**THE EXERCISE**
Repeat the records below exactly as they appear.

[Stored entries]
— BEGIN —

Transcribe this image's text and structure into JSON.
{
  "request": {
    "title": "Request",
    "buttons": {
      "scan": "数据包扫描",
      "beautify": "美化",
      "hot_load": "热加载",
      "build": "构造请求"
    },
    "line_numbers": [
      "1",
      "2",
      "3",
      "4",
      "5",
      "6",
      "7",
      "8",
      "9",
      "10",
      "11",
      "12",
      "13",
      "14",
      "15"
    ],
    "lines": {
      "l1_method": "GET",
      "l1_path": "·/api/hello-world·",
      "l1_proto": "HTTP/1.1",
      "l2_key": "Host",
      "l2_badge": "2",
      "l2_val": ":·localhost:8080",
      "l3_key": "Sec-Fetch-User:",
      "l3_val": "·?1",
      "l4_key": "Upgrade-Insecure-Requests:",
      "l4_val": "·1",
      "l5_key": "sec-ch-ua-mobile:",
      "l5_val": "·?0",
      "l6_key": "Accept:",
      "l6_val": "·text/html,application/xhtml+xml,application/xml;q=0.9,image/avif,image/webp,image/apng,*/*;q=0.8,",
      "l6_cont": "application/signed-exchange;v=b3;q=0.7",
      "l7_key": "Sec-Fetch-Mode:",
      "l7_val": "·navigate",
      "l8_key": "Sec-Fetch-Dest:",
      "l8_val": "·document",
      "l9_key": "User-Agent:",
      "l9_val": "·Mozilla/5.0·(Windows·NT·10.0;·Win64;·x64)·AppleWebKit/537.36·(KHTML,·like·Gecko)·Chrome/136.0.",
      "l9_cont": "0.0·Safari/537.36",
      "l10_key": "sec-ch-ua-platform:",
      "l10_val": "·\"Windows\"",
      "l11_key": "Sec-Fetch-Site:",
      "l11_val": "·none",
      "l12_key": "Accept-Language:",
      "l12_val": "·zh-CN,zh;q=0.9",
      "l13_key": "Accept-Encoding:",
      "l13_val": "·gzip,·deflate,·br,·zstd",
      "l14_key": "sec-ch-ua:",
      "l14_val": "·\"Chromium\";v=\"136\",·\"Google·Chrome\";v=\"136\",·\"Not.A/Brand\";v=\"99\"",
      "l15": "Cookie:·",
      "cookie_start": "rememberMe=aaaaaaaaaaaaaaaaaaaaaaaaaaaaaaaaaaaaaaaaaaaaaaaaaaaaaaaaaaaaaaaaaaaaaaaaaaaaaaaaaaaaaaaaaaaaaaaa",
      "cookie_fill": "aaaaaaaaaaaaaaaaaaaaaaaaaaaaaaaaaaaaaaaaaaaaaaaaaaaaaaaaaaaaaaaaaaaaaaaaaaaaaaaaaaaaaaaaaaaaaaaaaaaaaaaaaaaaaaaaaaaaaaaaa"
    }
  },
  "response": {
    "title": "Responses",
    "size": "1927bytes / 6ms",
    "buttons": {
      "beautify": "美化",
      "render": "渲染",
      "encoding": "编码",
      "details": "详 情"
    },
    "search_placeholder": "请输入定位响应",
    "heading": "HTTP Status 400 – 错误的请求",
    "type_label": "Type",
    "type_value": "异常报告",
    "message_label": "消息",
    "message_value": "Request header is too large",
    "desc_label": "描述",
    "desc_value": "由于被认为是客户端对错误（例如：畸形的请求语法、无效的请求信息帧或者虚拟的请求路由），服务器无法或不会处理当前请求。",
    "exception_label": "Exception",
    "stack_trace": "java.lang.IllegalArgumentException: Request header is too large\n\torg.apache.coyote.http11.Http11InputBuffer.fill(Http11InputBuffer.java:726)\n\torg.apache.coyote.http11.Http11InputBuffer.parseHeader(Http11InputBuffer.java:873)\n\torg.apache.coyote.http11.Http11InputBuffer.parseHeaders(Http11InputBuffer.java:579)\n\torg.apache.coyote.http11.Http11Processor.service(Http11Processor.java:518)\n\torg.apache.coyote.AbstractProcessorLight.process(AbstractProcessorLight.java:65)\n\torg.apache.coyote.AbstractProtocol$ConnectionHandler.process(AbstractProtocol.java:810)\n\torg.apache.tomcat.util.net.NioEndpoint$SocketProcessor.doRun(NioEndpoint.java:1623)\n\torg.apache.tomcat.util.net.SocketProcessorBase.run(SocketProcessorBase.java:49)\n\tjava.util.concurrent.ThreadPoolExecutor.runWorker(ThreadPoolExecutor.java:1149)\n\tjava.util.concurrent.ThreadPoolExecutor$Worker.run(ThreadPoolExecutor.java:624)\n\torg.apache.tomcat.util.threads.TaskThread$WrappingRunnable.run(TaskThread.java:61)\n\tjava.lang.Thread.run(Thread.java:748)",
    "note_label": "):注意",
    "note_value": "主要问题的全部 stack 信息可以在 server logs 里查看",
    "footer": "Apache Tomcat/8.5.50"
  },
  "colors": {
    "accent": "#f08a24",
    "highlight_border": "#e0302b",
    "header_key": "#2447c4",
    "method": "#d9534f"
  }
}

— END —

**FINISHED EXERCISE**
Transcribe this image's text and structure into JSON.
{
  "request": {
    "title": "Request",
    "buttons": {
      "scan": "数据包扫描",
      "beautify": "美化",
      "hot_load": "热加载",
      "build": "构造请求"
    },
    "line_numbers": [
      "1",
      "2",
      "3",
      "4",
      "5",
      "6",
      "7",
      "8",
      "9",
      "10",
      "11",
      "12",
      "13",
      "14",
      "15"
    ],
    "lines": {
      "l1_method": "GET",
      "l1_path": "·/api/hello-world·",
      "l1_proto": "HTTP/1.1",
      "l2_key": "Host",
      "l2_badge": "2",
      "l2_val": ":·localhost:8080",
      "l3_key": "Sec-Fetch-User:",
      "l3_val": "·?1",
      "l4_key": "Upgrade-Insecure-Requests:",
      "l4_val": "·1",
      "l5_key": "sec-ch-ua-mobile:",
      "l5_val": "·?0",
      "l6_key": "Accept:",
      "l6_val": "·text/html,application/xhtml+xml,application/xml;q=0.9,image/avif,image/webp,image/apng,*/*;q=0.8,",
      "l6_cont": "application/signed-exchange;v=b3;q=0.7",
      "l7_key": "Sec-Fetch-Mode:",
      "l7_val": "·navigate",
      "l8_key": "Sec-Fetch-Dest:",
      "l8_val": "·document",
      "l9_key": "User-Agent:",
      "l9_val": "·Mozilla/5.0·(Windows·NT·10.0;·Win64;·x64)·AppleWebKit/537.36·(KHTML,·like·Gecko)·Chrome/136.0.",
      "l9_cont": "0.0·Safari/537.36",
      "l10_key": "sec-ch-ua-platform:",
      "l10_val": "·\"Windows\"",
      "l11_key": "Sec-Fetch-Site:",
      "l11_val": "·none",
      "l12_key": "Accept-Language:",
      "l12_val": "·zh-CN,zh;q=0.9",
      "l13_key": "Accept-Encoding:",
      "l13_val": "·gzip,·deflate,·br,·zstd",
      "l14_key": "sec-ch-ua:",
      "l14_val": "·\"Chromium\";v=\"136\",·\"Google·Chrome\";v=\"136\",·\"Not.A/Brand\";v=\"99\"",
      "l15": "Cookie:·",
      "cookie_start": "rememberMe=aaaaaaaaaaaaaaaaaaaaaaaaaaaaaaaaaaaaaaaaaaaaaaaaaaaaaaaaaaaaaaaaaaaaaaaaaaaaaaaaaaaaaaaaaaaaaaaa",
      "cookie_fill": "aaaaaaaaaaaaaaaaaaaaaaaaaaaaaaaaaaaaaaaaaaaaaaaaaaaaaaaaaaaaaaaaaaaaaaaaaaaaaaaaaaaaaaaaaaaaaaaaaaaaaaaaaaaaaaaaaaaaaaaaa"
    }
  },
  "response": {
    "title": "Responses",
    "size": "1927bytes / 6ms",
    "buttons": {
      "beautify": "美化",
      "render": "渲染",
      "encoding": "编码",
      "details": "详 情"
    },
    "search_placeholder": "请输入定位响应",
    "heading": "HTTP Status 400 – 错误的请求",
    "type_label": "Type",
    "type_value": "异常报告",
    "message_label": "消息",
    "message_value": "Request header is too large",
    "desc_label": "描述",
    "desc_value": "由于被认为是客户端对错误（例如：畸形的请求语法、无效的请求信息帧或者虚拟的请求路由），服务器无法或不会处理当前请求。",
    "exception_label": "Exception",
    "stack_trace": "java.lang.IllegalArgumentException: Request header is too large\n\torg.apache.coyote.http11.Http11InputBuffer.fill(Http11InputBuffer.java:726)\n\torg.apache.coyote.http11.Http11InputBuffer.parseHeader(Http11InputBuffer.java:873)\n\torg.apache.coyote.http11.Http11InputBuffer.parseHeaders(Http11InputBuffer.java:579)\n\torg.apache.coyote.http11.Http11Processor.service(Http11Processor.java:518)\n\torg.apache.coyote.AbstractProcessorLight.process(AbstractProcessorLight.java:65)\n\torg.apache.coyote.AbstractProtocol$ConnectionHandler.process(AbstractProtocol.java:810)\n\torg.apache.tomcat.util.net.NioEndpoint$SocketProcessor.doRun(NioEndpoint.java:1623)\n\torg.apache.tomcat.util.net.SocketProcessorBase.run(SocketProcessorBase.java:49)\n\tjava.util.concurrent.ThreadPoolExecutor.runWorker(ThreadPoolExecutor.java:1149)\n\tjava.util.concurrent.ThreadPoolExecutor$Worker.run(ThreadPoolExecutor.java:624)\n\torg.apache.tomcat.util.threads.TaskThread$WrappingRunnable.run(TaskThread.java:61)\n\tjava.lang.Thread.run(Thread.java:748)",
    "note_label": "):注意",
    "note_value": "主要问题的全部 stack 信息可以在 server logs 里查看",
    "footer": "Apache Tomcat/8.5.50"
  },
  "colors": {
    "accent": "#f08a24",
    "highlight_border": "#e0302b",
    "header_key": "#2447c4",
    "method": "#d9534f"
  }
}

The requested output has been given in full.